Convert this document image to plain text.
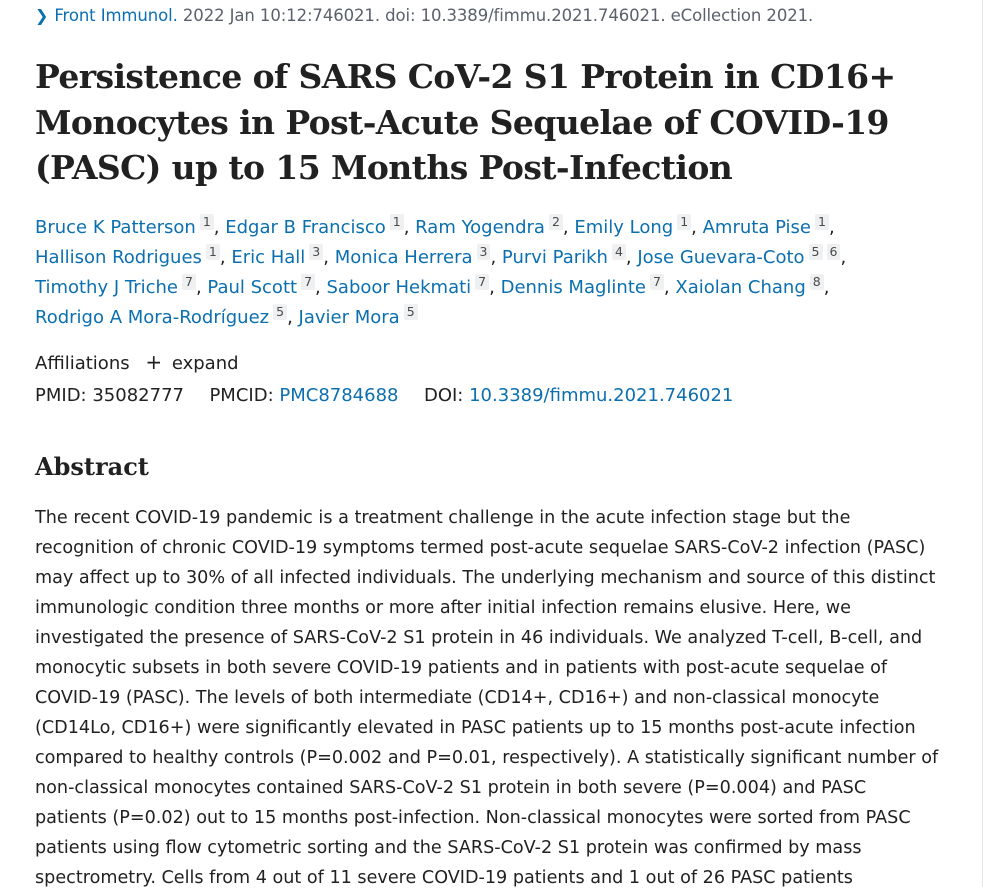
❯ Front Immunol. 2022 Jan 10:12:746021. doi: 10.3389/fimmu.2021.746021. eCollection 2021.
Persistence of SARS CoV-2 S1 Protein in CD16+
Monocytes in Post-Acute Sequelae of COVID-19
(PASC) up to 15 Months Post-Infection
Bruce K Patterson $^1$ , Edgar B Francisco $^1$ , Ram Yogendra $^2$ , Emily Long $^1$ , Amruta Pise $^1$ ,
Hallison Rodrigues $^1$ , Eric Hall $^3$ , Monica Herrera $^3$ , Purvi Parikh $^4$ , Jose Guevara-Coto $^5$ $^6$ ,
Timothy J Triche $^7$ , Paul Scott $^7$ , Saboor Hekmati $^7$ , Dennis Maglinte $^7$ , Xaiolan Chang $^8$ ,
Rodrigo A Mora-Rodríguez $^5$ , Javier Mora $^5$
Affiliations + expand
PMID: 35082777 PMCID: PMC8784688 DOI: 10.3389/fimmu.2021.746021
Abstract

The recent COVID-19 pandemic is a treatment challenge in the acute infection stage but the
recognition of chronic COVID-19 symptoms termed post-acute sequelae SARS-CoV-2 infection (PASC)
may affect up to 30% of all infected individuals. The underlying mechanism and source of this distinct
immunologic condition three months or more after initial infection remains elusive. Here, we
investigated the presence of SARS-CoV-2 S1 protein in 46 individuals. We analyzed T-cell, B-cell, and
monocytic subsets in both severe COVID-19 patients and in patients with post-acute sequelae of
COVID-19 (PASC). The levels of both intermediate (CD14+, CD16+) and non-classical monocyte
(CD14Lo, CD16+) were significantly elevated in PASC patients up to 15 months post-acute infection
compared to healthy controls (P=0.002 and P=0.01, respectively). A statistically significant number of
non-classical monocytes contained SARS-CoV-2 S1 protein in both severe (P=0.004) and PASC
patients (P=0.02) out to 15 months post-infection. Non-classical monocytes were sorted from PASC
patients using flow cytometric sorting and the SARS-CoV-2 S1 protein was confirmed by mass
spectrometry. Cells from 4 out of 11 severe COVID-19 patients and 1 out of 26 PASC patients
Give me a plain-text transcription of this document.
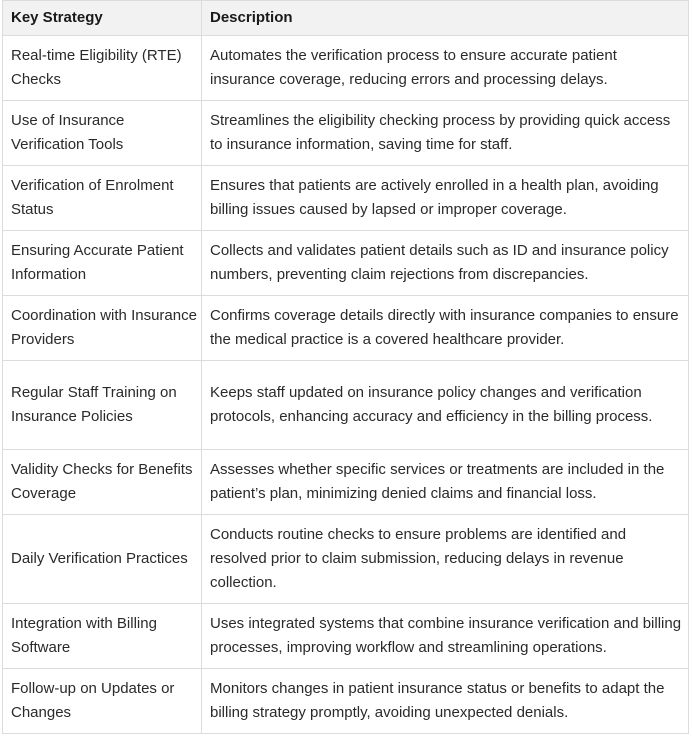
Key Strategy	Description
Real-time Eligibility (RTE) Checks	Automates the verification process to ensure accurate patient insurance coverage, reducing errors and processing delays.
Use of Insurance Verification Tools	Streamlines the eligibility checking process by providing quick access to insurance information, saving time for staff.
Verification of Enrolment Status	Ensures that patients are actively enrolled in a health plan, avoiding billing issues caused by lapsed or improper coverage.
Ensuring Accurate Patient Information	Collects and validates patient details such as ID and insurance policy numbers, preventing claim rejections from discrepancies.
Coordination with Insurance Providers	Confirms coverage details directly with insurance companies to ensure the medical practice is a covered healthcare provider.
Regular Staff Training on Insurance Policies	Keeps staff updated on insurance policy changes and verification protocols, enhancing accuracy and efficiency in the billing process.
Validity Checks for Benefits Coverage	Assesses whether specific services or treatments are included in the patient’s plan, minimizing denied claims and financial loss.
Daily Verification Practices	Conducts routine checks to ensure problems are identified and resolved prior to claim submission, reducing delays in revenue collection.
Integration with Billing Software	Uses integrated systems that combine insurance verification and billing processes, improving workflow and streamlining operations.
Follow-up on Updates or Changes	Monitors changes in patient insurance status or benefits to adapt the billing strategy promptly, avoiding unexpected denials.
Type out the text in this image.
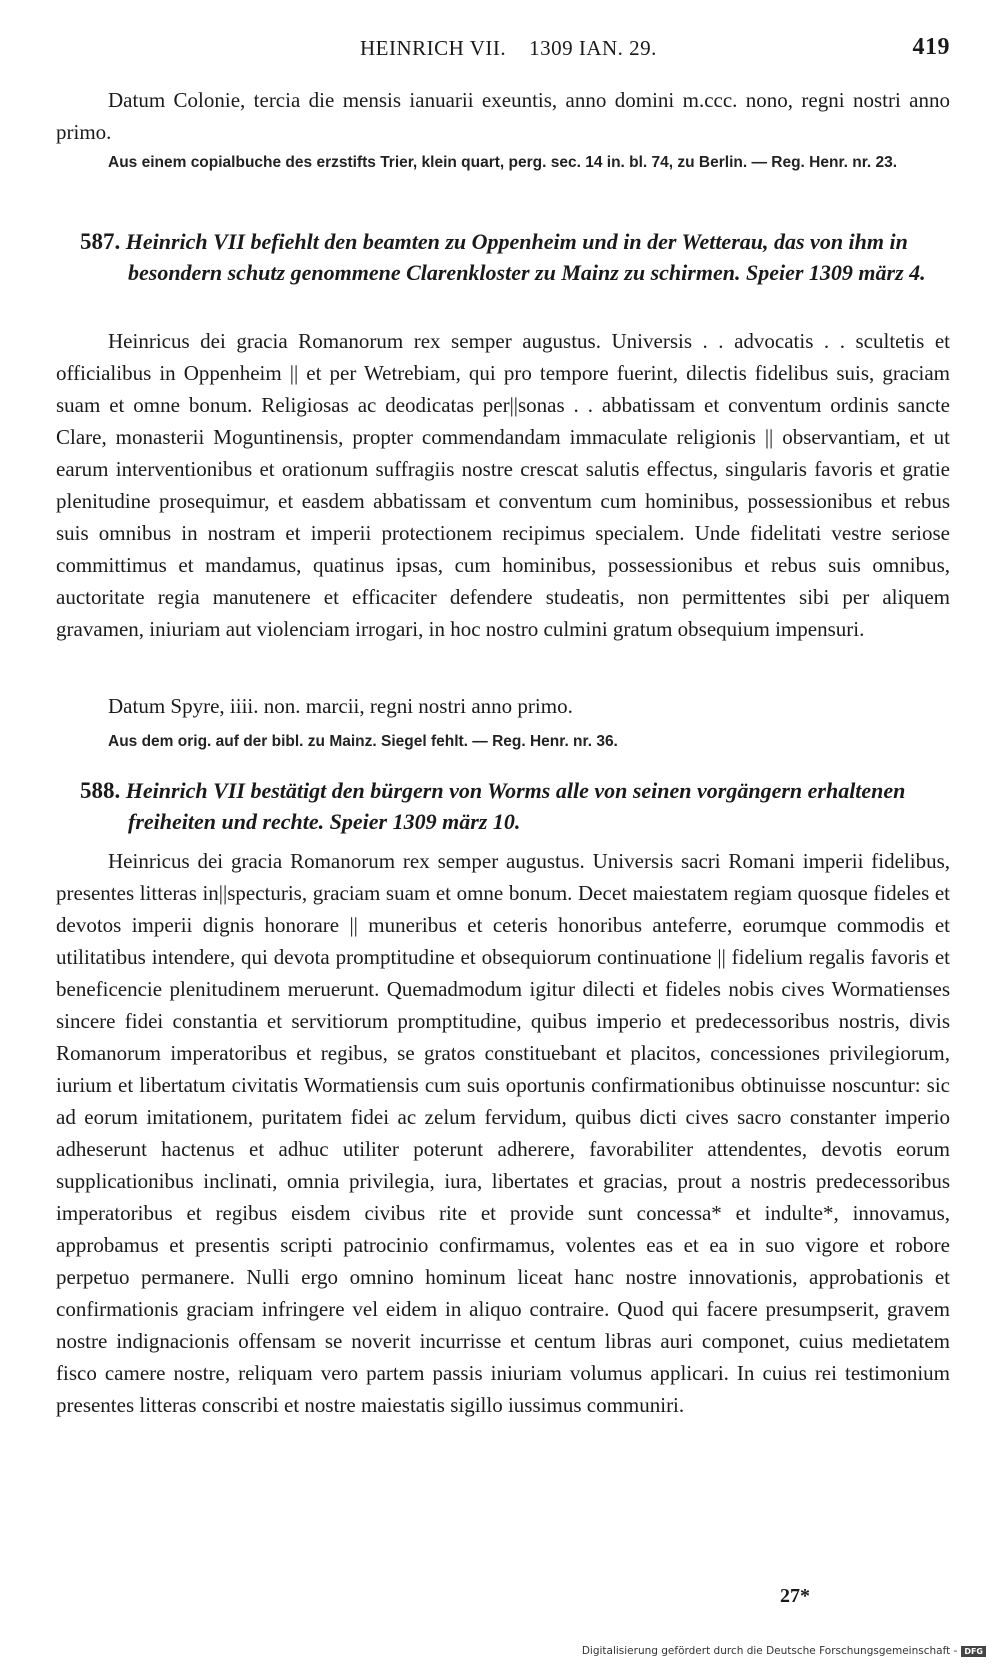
HEINRICH VII.    1309 IAN. 29.	419

Datum Colonie, tercia die mensis ianuarii exeuntis, anno domini m.ccc. nono, regni nostri anno primo.

Aus einem copialbuche des erzstifts Trier, klein quart, perg. sec. 14 in. bl. 74, zu Berlin. — Reg. Henr. nr. 23.

587. Heinrich VII befiehlt den beamten zu Oppenheim und in der Wetterau, das von ihm in besondern schutz genommene Clarenkloster zu Mainz zu schirmen. Speier 1309 märz 4.

Heinricus dei gracia Romanorum rex semper augustus. Universis . . advocatis . . scultetis et officialibus in Oppenheim || et per Wetrebiam, qui pro tempore fuerint, dilectis fidelibus suis, graciam suam et omne bonum. Religiosas ac deodicatas per||sonas . . abbatissam et conventum ordinis sancte Clare, monasterii Moguntinensis, propter commendandam immaculate religionis || observantiam, et ut earum interventionibus et orationum suffragiis nostre crescat salutis effectus, singularis favoris et gratie plenitudine prosequimur, et easdem abbatissam et conventum cum hominibus, possessionibus et rebus suis omnibus in nostram et imperii protectionem recipimus specialem. Unde fidelitati vestre seriose committimus et mandamus, quatinus ipsas, cum hominibus, possessionibus et rebus suis omnibus, auctoritate regia manutenere et efficaciter defendere studeatis, non permittentes sibi per aliquem gravamen, iniuriam aut violenciam irrogari, in hoc nostro culmini gratum obsequium impensuri.

Datum Spyre, iiii. non. marcii, regni nostri anno primo.

Aus dem orig. auf der bibl. zu Mainz. Siegel fehlt. — Reg. Henr. nr. 36.

588. Heinrich VII bestätigt den bürgern von Worms alle von seinen vorgängern erhaltenen freiheiten und rechte. Speier 1309 märz 10.

Heinricus dei gracia Romanorum rex semper augustus. Universis sacri Romani imperii fidelibus, presentes litteras in||specturis, graciam suam et omne bonum. Decet maiestatem regiam quosque fideles et devotos imperii dignis honorare || muneribus et ceteris honoribus anteferre, eorumque commodis et utilitatibus intendere, qui devota promptitudine et obsequiorum continuatione || fidelium regalis favoris et beneficencie plenitudinem meruerunt. Quemadmodum igitur dilecti et fideles nobis cives Wormatienses sincere fidei constantia et servitiorum promptitudine, quibus imperio et predecessoribus nostris, divis Romanorum imperatoribus et regibus, se gratos constituebant et placitos, concessiones privilegiorum, iurium et libertatum civitatis Wormatiensis cum suis oportunis confirmationibus obtinuisse noscuntur: sic ad eorum imitationem, puritatem fidei ac zelum fervidum, quibus dicti cives sacro constanter imperio adheserunt hactenus et adhuc utiliter poterunt adherere, favorabiliter attendentes, devotis eorum supplicationibus inclinati, omnia privilegia, iura, libertates et gracias, prout a nostris predecessoribus imperatoribus et regibus eisdem civibus rite et provide sunt concessa* et indulte*, innovamus, approbamus et presentis scripti patrocinio confirmamus, volentes eas et ea in suo vigore et robore perpetuo permanere. Nulli ergo omnino hominum liceat hanc nostre innovationis, approbationis et confirmationis graciam infringere vel eidem in aliquo contraire. Quod qui facere presumpserit, gravem nostre indignacionis offensam se noverit incurrisse et centum libras auri componet, cuius medietatem fisco camere nostre, reliquam vero partem passis iniuriam volumus applicari. In cuius rei testimonium presentes litteras conscribi et nostre maiestatis sigillo iussimus communiri.

27*
Digitalisierung gefördert durch die Deutsche Forschungsgemeinschaft - DFG
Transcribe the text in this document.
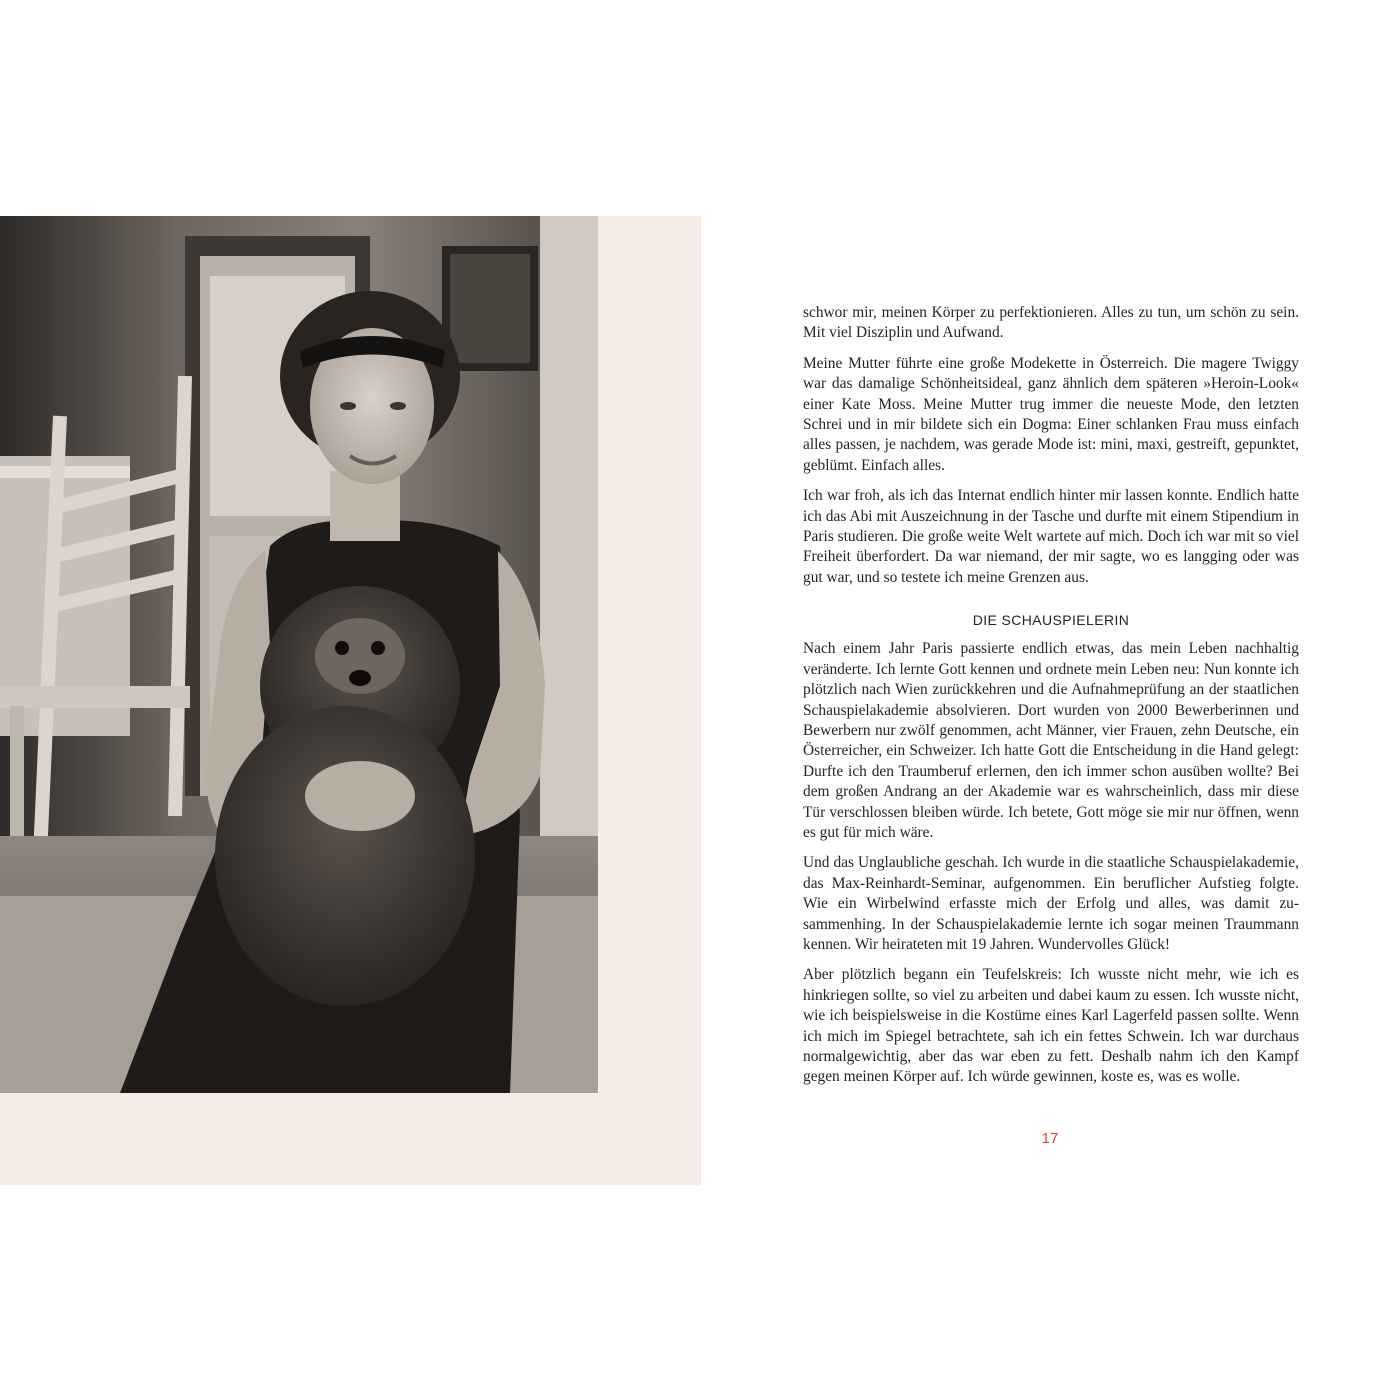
schwor mir, meinen Körper zu perfektionieren. Alles zu tun, um schön zu sein. Mit viel Disziplin und Aufwand.

Meine Mutter führte eine große Modekette in Österreich. Die magere Twiggy war das damalige Schönheitsideal, ganz ähnlich dem späteren »Heroin-Look« einer Kate Moss. Meine Mutter trug immer die neueste Mode, den letzten Schrei und in mir bildete sich ein Dogma: Einer schlanken Frau muss einfach alles passen, je nachdem, was gerade Mode ist: mini, maxi, gestreift, gepunktet, geblümt. Einfach alles.

Ich war froh, als ich das Internat endlich hinter mir lassen konnte. Endlich hatte ich das Abi mit Auszeichnung in der Tasche und durfte mit einem Stipendium in Paris studieren. Die große weite Welt wartete auf mich. Doch ich war mit so viel Freiheit überfordert. Da war niemand, der mir sagte, wo es langging oder was gut war, und so testete ich meine Grenzen aus.

DIE SCHAUSPIELERIN

Nach einem Jahr Paris passierte endlich etwas, das mein Leben nachhaltig veränderte. Ich lernte Gott kennen und ordnete mein Leben neu: Nun konnte ich plötzlich nach Wien zurückkehren und die Aufnahmeprüfung an der staatlichen Schauspielakademie absolvieren. Dort wurden von 2000 Bewerberinnen und Bewerbern nur zwölf genommen, acht Männer, vier Frauen, zehn Deutsche, ein Österreicher, ein Schweizer. Ich hatte Gott die Entscheidung in die Hand gelegt: Durfte ich den Traumberuf erlernen, den ich immer schon ausüben wollte? Bei dem großen Andrang an der Akademie war es wahrscheinlich, dass mir diese Tür verschlossen bleiben würde. Ich betete, Gott möge sie mir nur öffnen, wenn es gut für mich wäre.

Und das Unglaubliche geschah. Ich wurde in die staatliche Schauspielakademie, das Max-Reinhardt-Seminar, aufgenommen. Ein beruflicher Aufstieg folgte. Wie ein Wirbelwind erfasste mich der Erfolg und alles, was damit zusammenhing. In der Schauspielakademie lernte ich sogar meinen Traummann kennen. Wir heirateten mit 19 Jahren. Wundervolles Glück!

Aber plötzlich begann ein Teufelskreis: Ich wusste nicht mehr, wie ich es hinkriegen sollte, so viel zu arbeiten und dabei kaum zu essen. Ich wusste nicht, wie ich beispielsweise in die Kostüme eines Karl Lagerfeld passen sollte. Wenn ich mich im Spiegel betrachtete, sah ich ein fettes Schwein. Ich war durchaus normalgewichtig, aber das war eben zu fett. Deshalb nahm ich den Kampf gegen meinen Körper auf. Ich würde gewinnen, koste es, was es wolle.

17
═══
_Task to complete_:
Filter the listing for the word "from" and copy each line that has it.

_Response area_:
patients (P=0.02) out to 15 months post-infection. Non-classical monocytes were sorted from PASC
spectrometry. Cells from 4 out of 11 severe COVID-19 patients and 1 out of 26 PASC patients
Ensuring Accurate Patient Information	Collects and validates patient details such as ID and insurance policy numbers, preventing claim rejections from discrepancies.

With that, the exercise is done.